» **EXERCISE OBJECTIVE**
Go through the records and copy each line where the word "TradingView" occurs.
───── RECORDS FOR PROCESSING ─────
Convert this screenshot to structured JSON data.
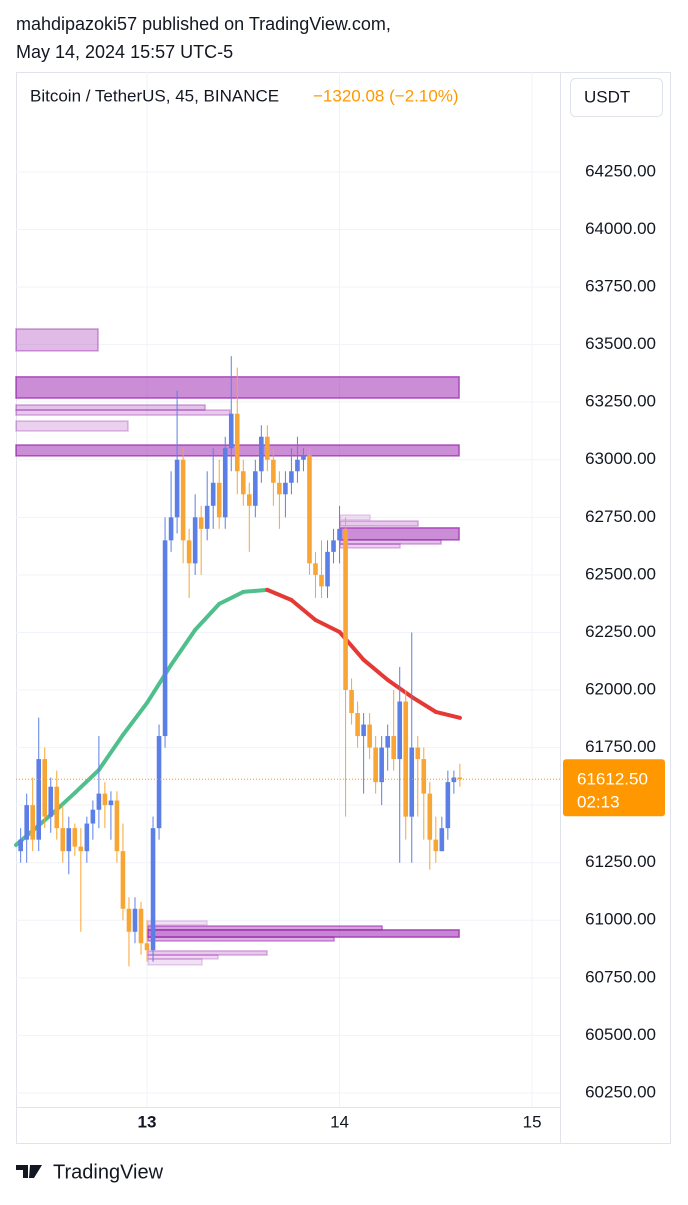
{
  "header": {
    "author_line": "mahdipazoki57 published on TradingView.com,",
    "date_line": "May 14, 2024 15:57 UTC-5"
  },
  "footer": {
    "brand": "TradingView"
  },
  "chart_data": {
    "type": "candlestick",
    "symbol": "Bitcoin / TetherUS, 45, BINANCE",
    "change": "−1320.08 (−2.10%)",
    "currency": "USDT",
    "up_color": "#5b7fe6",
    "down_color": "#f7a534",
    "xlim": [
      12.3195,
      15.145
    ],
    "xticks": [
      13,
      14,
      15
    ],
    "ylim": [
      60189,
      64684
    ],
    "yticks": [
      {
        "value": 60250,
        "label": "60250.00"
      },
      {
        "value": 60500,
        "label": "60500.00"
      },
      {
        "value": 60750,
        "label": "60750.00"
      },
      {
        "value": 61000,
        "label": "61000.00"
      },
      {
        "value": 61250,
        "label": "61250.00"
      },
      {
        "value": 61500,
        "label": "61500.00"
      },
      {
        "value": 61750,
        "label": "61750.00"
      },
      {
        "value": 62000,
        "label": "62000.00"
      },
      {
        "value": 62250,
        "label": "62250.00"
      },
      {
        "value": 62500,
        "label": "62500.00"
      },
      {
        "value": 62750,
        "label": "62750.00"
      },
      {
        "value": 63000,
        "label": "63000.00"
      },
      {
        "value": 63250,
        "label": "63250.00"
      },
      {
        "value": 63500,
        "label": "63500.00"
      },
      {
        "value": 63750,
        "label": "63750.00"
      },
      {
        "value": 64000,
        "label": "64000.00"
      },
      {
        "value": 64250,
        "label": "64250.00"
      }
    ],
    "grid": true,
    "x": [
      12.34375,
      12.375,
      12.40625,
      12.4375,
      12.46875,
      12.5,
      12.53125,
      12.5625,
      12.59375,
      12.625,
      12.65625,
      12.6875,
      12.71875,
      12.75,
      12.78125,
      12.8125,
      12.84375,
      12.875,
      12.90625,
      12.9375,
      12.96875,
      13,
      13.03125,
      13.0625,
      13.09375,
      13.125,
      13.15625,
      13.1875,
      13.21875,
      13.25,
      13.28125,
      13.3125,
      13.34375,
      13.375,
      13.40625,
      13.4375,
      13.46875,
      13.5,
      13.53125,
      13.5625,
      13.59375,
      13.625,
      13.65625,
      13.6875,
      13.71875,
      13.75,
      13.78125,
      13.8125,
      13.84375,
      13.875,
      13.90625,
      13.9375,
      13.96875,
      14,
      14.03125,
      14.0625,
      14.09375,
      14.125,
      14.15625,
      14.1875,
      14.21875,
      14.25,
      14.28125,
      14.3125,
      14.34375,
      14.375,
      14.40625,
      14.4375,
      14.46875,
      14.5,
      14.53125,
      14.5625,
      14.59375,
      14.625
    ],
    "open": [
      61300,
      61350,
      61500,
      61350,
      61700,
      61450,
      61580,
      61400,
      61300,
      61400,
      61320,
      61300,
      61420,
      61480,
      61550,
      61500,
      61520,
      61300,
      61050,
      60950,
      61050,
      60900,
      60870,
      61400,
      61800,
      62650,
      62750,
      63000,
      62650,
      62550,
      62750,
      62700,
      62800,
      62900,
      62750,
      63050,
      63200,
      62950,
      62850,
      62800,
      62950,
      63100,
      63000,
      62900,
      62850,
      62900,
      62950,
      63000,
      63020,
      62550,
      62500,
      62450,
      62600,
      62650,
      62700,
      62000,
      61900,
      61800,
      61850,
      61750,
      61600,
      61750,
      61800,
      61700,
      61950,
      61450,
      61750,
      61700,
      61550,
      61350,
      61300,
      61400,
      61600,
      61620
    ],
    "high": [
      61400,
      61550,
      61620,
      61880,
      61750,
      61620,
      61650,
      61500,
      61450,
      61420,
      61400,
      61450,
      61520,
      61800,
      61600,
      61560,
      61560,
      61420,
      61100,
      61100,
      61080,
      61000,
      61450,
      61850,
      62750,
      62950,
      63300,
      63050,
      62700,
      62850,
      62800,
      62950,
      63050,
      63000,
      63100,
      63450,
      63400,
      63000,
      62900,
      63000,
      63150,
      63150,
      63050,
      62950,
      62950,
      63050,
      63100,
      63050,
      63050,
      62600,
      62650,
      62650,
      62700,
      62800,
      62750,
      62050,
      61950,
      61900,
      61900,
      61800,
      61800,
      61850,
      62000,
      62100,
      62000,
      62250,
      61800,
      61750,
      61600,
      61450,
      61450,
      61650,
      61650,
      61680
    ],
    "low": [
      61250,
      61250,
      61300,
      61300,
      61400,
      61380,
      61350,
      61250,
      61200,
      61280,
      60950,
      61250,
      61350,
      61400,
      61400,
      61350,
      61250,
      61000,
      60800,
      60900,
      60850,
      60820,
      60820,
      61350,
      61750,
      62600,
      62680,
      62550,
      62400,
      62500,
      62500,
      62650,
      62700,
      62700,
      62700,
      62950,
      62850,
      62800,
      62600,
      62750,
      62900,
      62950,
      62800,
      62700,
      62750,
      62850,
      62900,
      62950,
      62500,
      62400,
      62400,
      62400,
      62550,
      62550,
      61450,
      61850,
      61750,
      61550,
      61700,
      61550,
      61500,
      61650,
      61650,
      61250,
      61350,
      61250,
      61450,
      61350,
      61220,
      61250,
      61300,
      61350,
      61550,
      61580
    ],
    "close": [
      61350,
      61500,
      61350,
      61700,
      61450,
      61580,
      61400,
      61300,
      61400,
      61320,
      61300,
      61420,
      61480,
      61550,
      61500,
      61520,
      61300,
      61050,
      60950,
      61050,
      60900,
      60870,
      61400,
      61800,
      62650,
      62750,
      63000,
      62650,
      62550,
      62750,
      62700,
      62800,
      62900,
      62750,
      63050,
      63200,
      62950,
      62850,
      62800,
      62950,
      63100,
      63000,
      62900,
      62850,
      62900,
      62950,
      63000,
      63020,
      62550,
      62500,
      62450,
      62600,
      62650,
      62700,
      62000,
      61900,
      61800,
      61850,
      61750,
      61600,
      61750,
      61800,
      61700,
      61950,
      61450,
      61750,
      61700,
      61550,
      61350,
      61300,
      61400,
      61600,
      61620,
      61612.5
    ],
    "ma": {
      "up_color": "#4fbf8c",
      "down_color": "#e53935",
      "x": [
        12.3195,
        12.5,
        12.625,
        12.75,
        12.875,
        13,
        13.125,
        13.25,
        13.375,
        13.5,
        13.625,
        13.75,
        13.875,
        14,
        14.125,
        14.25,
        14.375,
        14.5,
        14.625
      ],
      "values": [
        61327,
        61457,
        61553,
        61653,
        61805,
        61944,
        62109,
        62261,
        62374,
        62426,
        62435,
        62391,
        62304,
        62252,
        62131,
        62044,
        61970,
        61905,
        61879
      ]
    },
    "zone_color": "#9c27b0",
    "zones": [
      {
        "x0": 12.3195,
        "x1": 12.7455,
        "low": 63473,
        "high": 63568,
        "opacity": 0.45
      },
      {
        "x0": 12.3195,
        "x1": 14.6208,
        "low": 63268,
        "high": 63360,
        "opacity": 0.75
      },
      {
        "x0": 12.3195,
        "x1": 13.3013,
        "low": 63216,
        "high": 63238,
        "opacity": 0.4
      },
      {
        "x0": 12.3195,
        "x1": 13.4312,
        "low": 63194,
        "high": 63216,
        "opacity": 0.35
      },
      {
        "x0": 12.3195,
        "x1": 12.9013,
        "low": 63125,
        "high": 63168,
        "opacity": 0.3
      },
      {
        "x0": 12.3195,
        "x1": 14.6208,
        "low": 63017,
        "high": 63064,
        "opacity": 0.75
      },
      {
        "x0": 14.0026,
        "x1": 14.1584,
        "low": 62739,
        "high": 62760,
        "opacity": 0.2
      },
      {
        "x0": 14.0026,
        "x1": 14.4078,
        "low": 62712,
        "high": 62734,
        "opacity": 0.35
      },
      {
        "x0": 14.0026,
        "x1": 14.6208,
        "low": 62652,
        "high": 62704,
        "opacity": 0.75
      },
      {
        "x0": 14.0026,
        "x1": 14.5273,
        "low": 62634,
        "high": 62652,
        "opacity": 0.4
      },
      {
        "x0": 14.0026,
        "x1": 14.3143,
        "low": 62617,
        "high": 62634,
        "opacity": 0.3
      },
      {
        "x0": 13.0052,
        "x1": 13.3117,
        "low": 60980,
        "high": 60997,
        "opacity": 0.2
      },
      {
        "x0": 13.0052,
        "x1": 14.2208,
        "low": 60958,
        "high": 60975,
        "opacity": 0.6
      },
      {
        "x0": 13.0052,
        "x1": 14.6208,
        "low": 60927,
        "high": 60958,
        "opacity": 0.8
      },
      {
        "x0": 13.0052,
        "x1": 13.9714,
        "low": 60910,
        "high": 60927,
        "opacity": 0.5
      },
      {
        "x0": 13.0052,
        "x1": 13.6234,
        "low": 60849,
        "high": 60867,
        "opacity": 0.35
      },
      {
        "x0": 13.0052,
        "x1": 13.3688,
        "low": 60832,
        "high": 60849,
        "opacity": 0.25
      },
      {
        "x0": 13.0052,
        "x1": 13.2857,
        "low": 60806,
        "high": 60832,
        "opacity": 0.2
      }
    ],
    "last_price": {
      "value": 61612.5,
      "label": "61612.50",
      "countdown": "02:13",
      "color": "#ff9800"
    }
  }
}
─────
» **SOLUTION TO THIS PROBLEM**
    "author_line": "mahdipazoki57 published on TradingView.com,",
    "brand": "TradingView"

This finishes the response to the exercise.